# [Short exercise]
State the number of lines in the material below that have "shares" in them, without any other text.

# [Saved data entries]
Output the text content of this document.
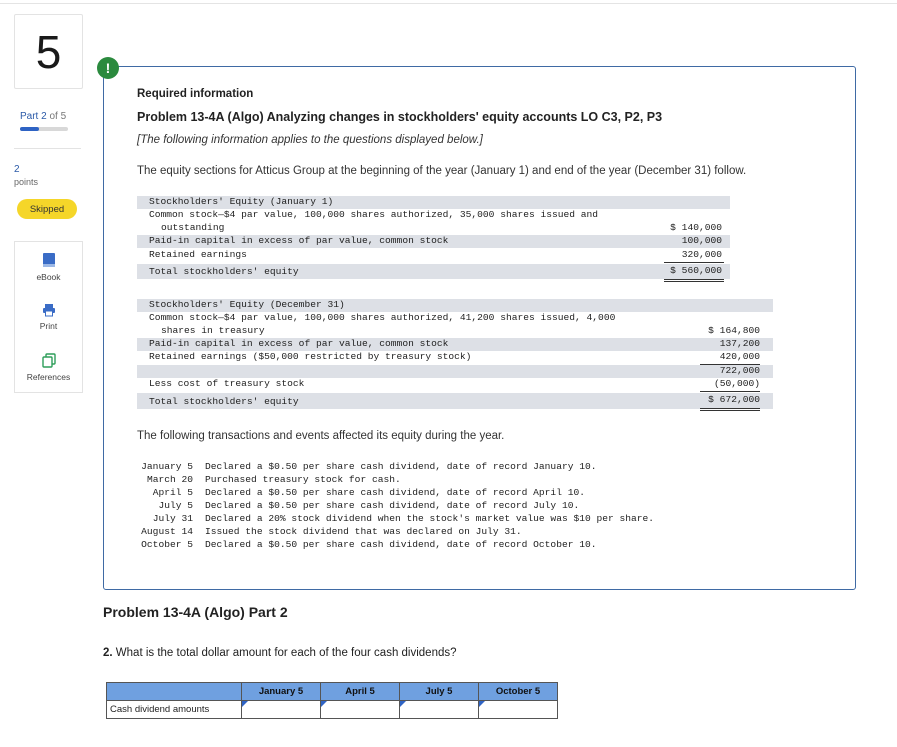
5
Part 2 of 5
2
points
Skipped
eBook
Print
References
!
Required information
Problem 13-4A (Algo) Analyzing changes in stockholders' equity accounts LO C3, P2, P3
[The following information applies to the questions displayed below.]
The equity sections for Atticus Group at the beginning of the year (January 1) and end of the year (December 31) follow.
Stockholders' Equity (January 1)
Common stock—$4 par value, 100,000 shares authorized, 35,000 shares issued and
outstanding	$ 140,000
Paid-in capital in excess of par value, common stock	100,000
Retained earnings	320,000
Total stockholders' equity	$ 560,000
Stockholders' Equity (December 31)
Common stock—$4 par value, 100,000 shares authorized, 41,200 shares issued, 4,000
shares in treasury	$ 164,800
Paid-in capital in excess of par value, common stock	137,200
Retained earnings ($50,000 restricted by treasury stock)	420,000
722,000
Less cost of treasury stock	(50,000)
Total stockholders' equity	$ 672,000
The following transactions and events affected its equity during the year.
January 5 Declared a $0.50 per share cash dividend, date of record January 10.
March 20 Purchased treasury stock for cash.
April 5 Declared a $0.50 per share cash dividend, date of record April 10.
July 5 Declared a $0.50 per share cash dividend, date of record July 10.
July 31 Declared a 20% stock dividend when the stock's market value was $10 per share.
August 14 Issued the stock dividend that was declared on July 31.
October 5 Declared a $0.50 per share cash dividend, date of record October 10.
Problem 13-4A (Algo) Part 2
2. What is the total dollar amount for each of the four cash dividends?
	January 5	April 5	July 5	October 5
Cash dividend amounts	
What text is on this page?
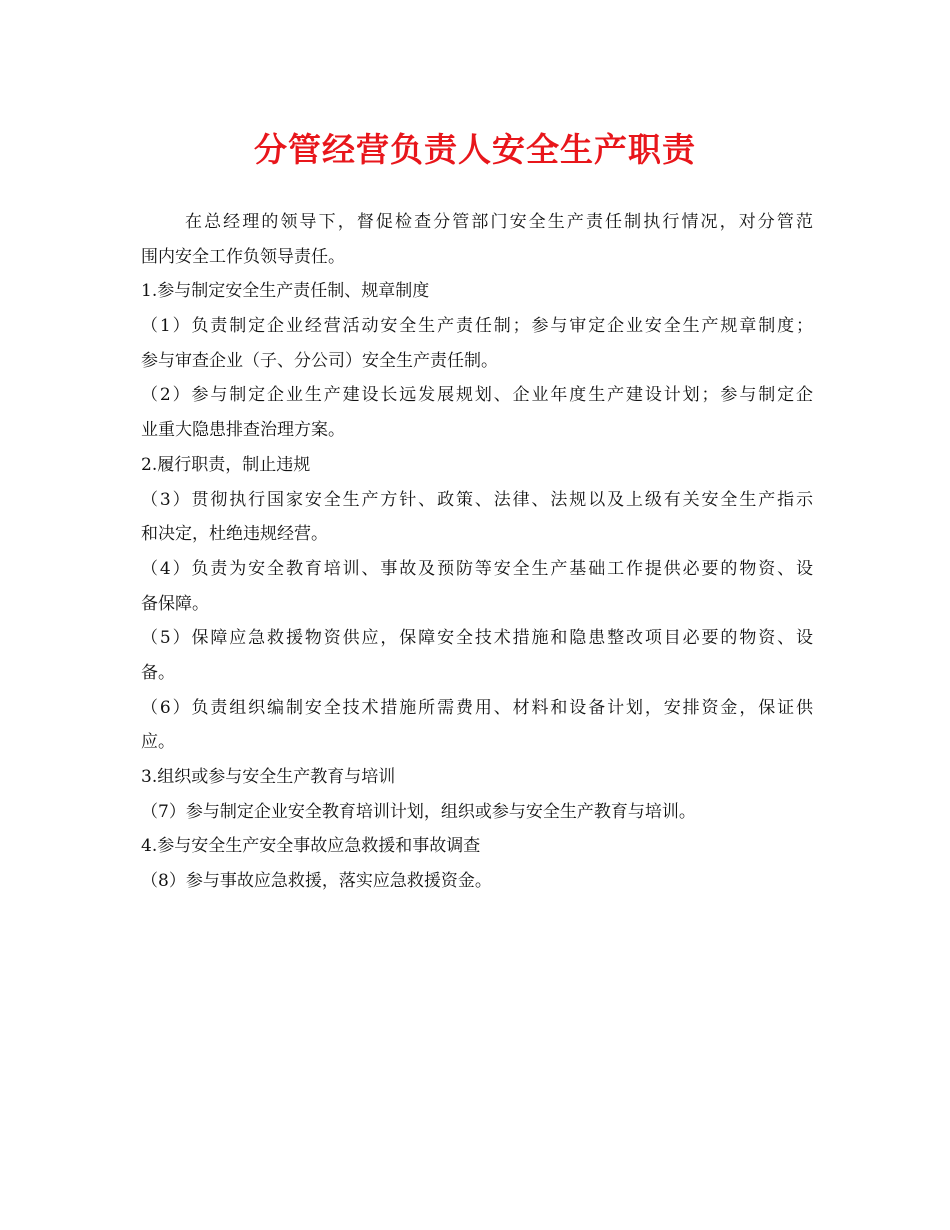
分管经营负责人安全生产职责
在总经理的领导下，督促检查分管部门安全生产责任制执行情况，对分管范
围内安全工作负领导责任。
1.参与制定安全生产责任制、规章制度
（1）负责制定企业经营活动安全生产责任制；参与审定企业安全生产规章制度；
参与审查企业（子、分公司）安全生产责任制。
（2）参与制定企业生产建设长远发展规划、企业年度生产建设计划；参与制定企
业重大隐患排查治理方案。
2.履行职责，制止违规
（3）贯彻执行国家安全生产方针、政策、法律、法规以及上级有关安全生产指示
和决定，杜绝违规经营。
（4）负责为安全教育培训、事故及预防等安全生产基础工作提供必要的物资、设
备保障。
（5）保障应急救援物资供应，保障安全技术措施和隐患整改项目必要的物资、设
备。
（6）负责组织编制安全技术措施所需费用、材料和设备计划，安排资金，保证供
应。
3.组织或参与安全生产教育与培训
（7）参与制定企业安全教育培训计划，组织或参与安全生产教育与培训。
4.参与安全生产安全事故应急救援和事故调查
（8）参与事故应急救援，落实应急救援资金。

# [Exercise answer]
3